_PAGE EXTRACT_
====

This is a post by Dr. Sarah Allan, Alaska Regional Coordinator for NOAA’s Office of Response and Restoration, Assessment and Restoration Division.

The risk of an oil spill in the Alaskan Arctic looms large. This far-off region’s rapid changes and growing ship traffic, oil and gas development, and industrial activity are upping those chances for an accident. When Shell’s Arctic drilling rig Kulluk grounded on a remote island in the Gulf of Alaska in stormy seas in December 2012, the United States received a glimpse of what an Arctic oil spill response might entail. While no fuel spilled, the Kulluk highlighted the need to have a science plan ready in case we needed to study the environmental impacts of an oil spill in the even more remote Arctic waters to the north. Fortunately, that was exactly what we were working on.

Soon, the NOAA Office of Response and Restoration’s Assessment and Restoration Division will be releasing a series of sampling guidelines for collecting high-priority, time-sensitive, ephemeral data in the Arctic to support Natural Resource Damage Assessment (NRDA) and other oil spill science. These guidelines improve our readiness to respond to an oil spill in the Alaskan Arctic. They help ensure we collect the appropriate data, especially immediately during or after a spill, to support a damage assessment and help the coastal environment bounce back.

Why Is the Arctic a Special Case?

NOAA’s Office of Response and Restoration is planning for an oil spill response in the unique, remote, and often challenging Arctic environment. Part of responding to an oil spill is carrying out Natural Resource Damage Assessment. During this legal process, state and federal agencies assess injuries to natural and cultural resources and the services they provide. They then implement restoration to help return those resources to what they were before the oil spill.

The first step in the process often includes collecting time-sensitive ephemeral data to document exposure to oil and effects of those exposures. Ephemeral data are types of information that change rapidly over time and may be lost if not collected immediately, such as the concentration of oil chemicals in water or the presence of fish larvae in an area.

It will be especially challenging to collect this kind of data in the Alaskan Arctic because of significant scientific and logistical challenges. The inaccessibility of remote sites in roadless areas, limited resources and infrastructure, extreme weather, and dangerous wildlife make it very difficult to safely deploy a field team to collect information.

However, the uniqueness of the fish, wildlife, and habitats in the Arctic and the lack of baseline data for many of them mean collecting pre- and post-impact ephemeral data is even more important and makes advance planning essential.

What Do We Need and How Do We Get It?

The first step in developing these guidelines was to identify the highest priority ephemeral data needs for damage assessment in the Arctic. We accomplished this by developing a conceptual model of oil exposure and injury, conducting meetings with communities in the Alaskan Arctic, and consulting with NRDA practitioners and Artic experts.

Our guidelines do not cover marine mammals and birds because the NOAA National Marine Fisheries Service and U.S. Fish and Wildlife Service already have developed such guidelines. Instead, our guidelines are focused on nearshore habitats and natural resources, which in the Arctic include sand, gravel, rock, and tundra shorelines and estuarine lagoons. These environments are at risk of being affected by onshore and nearshore oil spills and offshore spills when oil drifts toward the coast. Though Arctic lagoons and coastlines are covered with ice most of the year, they are important habitat for a wide range of organisms, many of which are important subsistence foods for local communities.

====

_REQUEST 1_
In the Arctic oil spill post, why do the new sampling guidelines leave out marine mammals and birds? Answer in one to three sentences.
_REQUEST 2_
From the Arctic oil spill post, return word for word the passage that begins at the words "The first step in the" and stops after "in an area.".
The items that come next have no connection to the Arctic oil spill post.

_INFORMATION SUPPLIED_
====

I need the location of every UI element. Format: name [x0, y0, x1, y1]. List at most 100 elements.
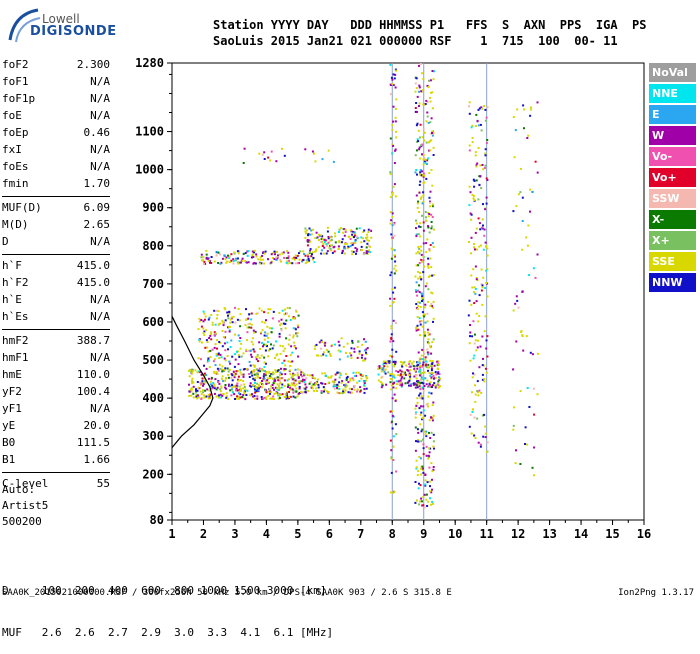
echo-point: [431, 478, 433, 481]
echo-point: [272, 310, 275, 313]
echo-point: [286, 312, 288, 315]
echo-point: [344, 386, 347, 389]
echo-point: [242, 394, 245, 396]
echo-point: [475, 300, 478, 303]
echo-point: [521, 290, 524, 293]
echo-point: [472, 268, 475, 271]
legend-item-noval: NoVal: [649, 63, 696, 82]
echo-point: [211, 384, 213, 387]
echo-point: [339, 373, 342, 376]
echo-point: [432, 445, 435, 448]
echo-point: [219, 353, 222, 356]
echo-point: [417, 129, 420, 132]
echo-point: [346, 384, 349, 387]
echo-point: [395, 387, 398, 390]
echo-point: [414, 481, 417, 483]
echo-point: [418, 503, 421, 506]
echo-point: [343, 391, 346, 394]
auto-label: Auto:: [2, 483, 36, 496]
echo-point: [430, 367, 433, 370]
echo-point: [485, 347, 488, 350]
echo-point: [521, 334, 524, 337]
echo-point: [242, 396, 245, 399]
echo-point: [283, 384, 286, 387]
echo-point: [258, 152, 261, 155]
echo-point: [531, 466, 534, 469]
echo-point: [425, 120, 428, 123]
echo-point: [416, 308, 419, 310]
param-key: foEs: [2, 160, 29, 173]
echo-point: [471, 136, 474, 139]
echo-point: [275, 160, 278, 163]
echo-point: [482, 364, 485, 367]
echo-point: [359, 373, 362, 376]
echo-point: [525, 335, 528, 338]
echo-point: [416, 499, 418, 502]
echo-point: [267, 355, 270, 358]
echo-point: [470, 236, 473, 239]
echo-point: [418, 262, 421, 264]
echo-point: [222, 336, 225, 338]
echo-point: [302, 391, 305, 394]
echo-point: [297, 355, 300, 358]
echo-point: [432, 502, 434, 505]
echo-point: [304, 227, 307, 230]
echo-point: [416, 474, 419, 477]
echo-point: [417, 246, 420, 248]
echo-point: [281, 309, 284, 312]
echo-point: [338, 371, 341, 374]
echo-point: [230, 373, 233, 375]
echo-point: [428, 79, 430, 82]
echo-point: [348, 387, 351, 390]
echo-point: [390, 233, 393, 236]
echo-point: [338, 228, 341, 231]
echo-point: [329, 353, 332, 355]
echo-point: [486, 268, 489, 271]
echo-point: [390, 336, 393, 339]
echo-point: [270, 385, 273, 388]
echo-point: [265, 334, 268, 337]
echo-point: [224, 367, 227, 370]
echo-point: [238, 319, 241, 322]
echo-point: [240, 342, 243, 345]
echo-point: [350, 242, 353, 245]
echo-point: [269, 397, 272, 400]
echo-point: [418, 320, 421, 323]
echo-point: [194, 369, 197, 372]
echo-point: [422, 469, 424, 471]
echo-point: [289, 384, 292, 387]
echo-point: [423, 306, 426, 309]
echo-point: [288, 334, 291, 337]
echo-point: [355, 227, 358, 230]
echo-point: [293, 317, 296, 320]
echo-point: [369, 251, 372, 254]
echo-point: [392, 491, 395, 494]
echo-point: [432, 466, 435, 468]
echo-point: [468, 112, 471, 115]
echo-point: [390, 271, 393, 274]
echo-point: [416, 367, 419, 370]
echo-point: [334, 232, 336, 235]
echo-point: [432, 245, 435, 248]
echo-point: [245, 350, 248, 352]
echo-point: [208, 389, 211, 392]
echo-point: [224, 319, 227, 322]
echo-point: [390, 378, 393, 381]
echo-point: [307, 390, 310, 392]
echo-point: [528, 274, 531, 276]
param-key: h`F2: [2, 276, 29, 289]
echo-point: [422, 103, 425, 106]
echo-point: [416, 206, 419, 209]
echo-point: [207, 393, 210, 396]
echo-point: [306, 240, 309, 243]
echo-point: [431, 203, 434, 206]
echo-point: [430, 169, 433, 171]
echo-point: [400, 385, 403, 388]
echo-point: [438, 376, 440, 379]
echo-point: [296, 368, 299, 371]
echo-point: [276, 257, 279, 260]
echo-point: [342, 388, 345, 391]
echo-point: [393, 272, 396, 275]
echo-point: [213, 334, 216, 337]
echo-point: [270, 150, 273, 153]
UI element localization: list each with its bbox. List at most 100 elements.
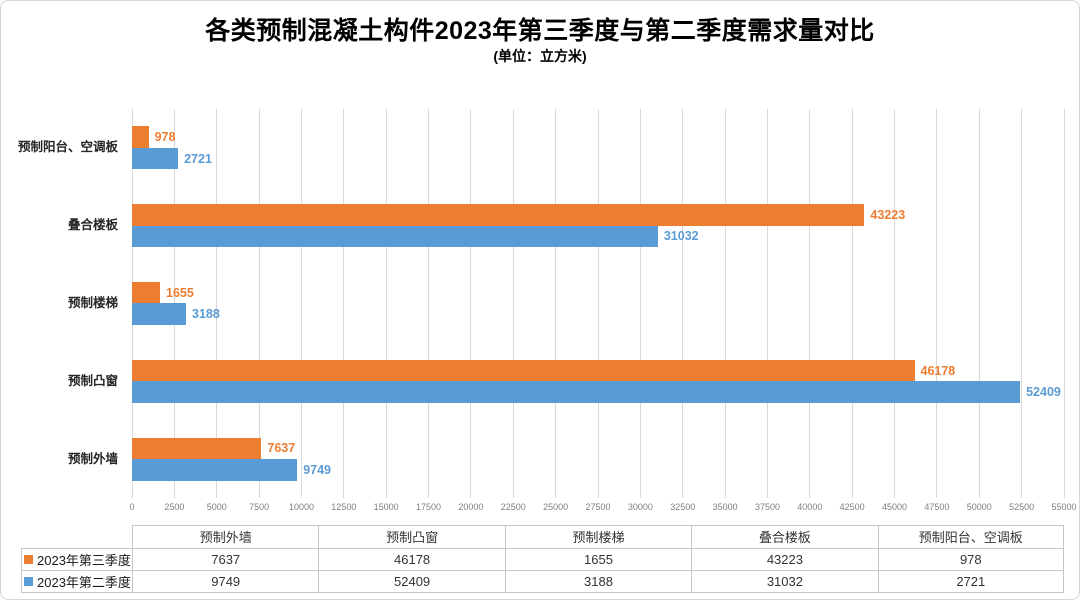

====

_TASK SOLUTION 1_
The guidelines leave out marine mammals and birds because the NOAA National Marine Fisheries Service and the U.S. Fish and Wildlife Service have already developed guidelines for them. The new guidelines focus instead on nearshore habitats and natural resources.

_TASK SOLUTION 2_
The first step in the process often includes collecting time-sensitive ephemeral data to document exposure to oil and effects of those exposures. Ephemeral data are types of information that change rapidly over time and may be lost if not collected immediately, such as the concentration of oil chemicals in water or the presence of fish larvae in an area.